◆ WORK TO DO ◆
Below are some records: retype them all exactly, but not the pictures.

◆ ENTRIES ◆

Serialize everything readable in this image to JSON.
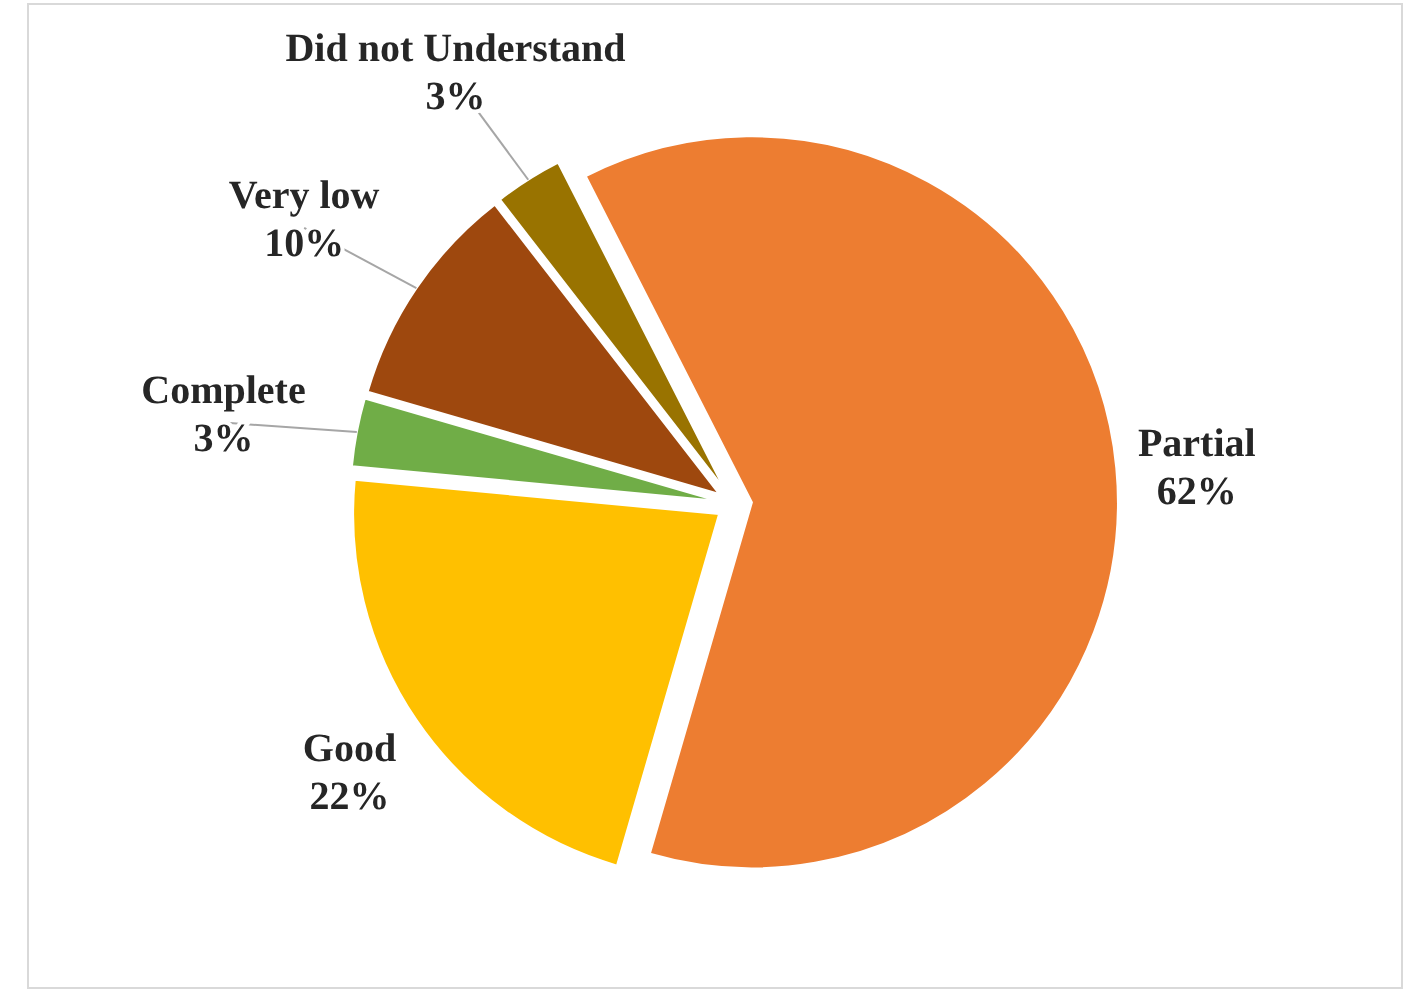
{
  "chart_data": {
    "type": "pie",
    "categories": [
      "Partial",
      "Good",
      "Complete",
      "Very low",
      "Did not Understand"
    ],
    "values": [
      62,
      22,
      3,
      10,
      3
    ],
    "colors": [
      "#ed7d31",
      "#ffc000",
      "#70ad47",
      "#9e480e",
      "#997300"
    ],
    "value_labels": [
      "62%",
      "22%",
      "3%",
      "10%",
      "3%"
    ]
  }
}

◆ EXERCISE OUTPUT ◆
Serialize everything readable in this image to JSON.
{
  "chart_data": {
    "type": "pie",
    "categories": [
      "Partial",
      "Good",
      "Complete",
      "Very low",
      "Did not Understand"
    ],
    "values": [
      62,
      22,
      3,
      10,
      3
    ],
    "colors": [
      "#ed7d31",
      "#ffc000",
      "#70ad47",
      "#9e480e",
      "#997300"
    ],
    "value_labels": [
      "62%",
      "22%",
      "3%",
      "10%",
      "3%"
    ]
  }
}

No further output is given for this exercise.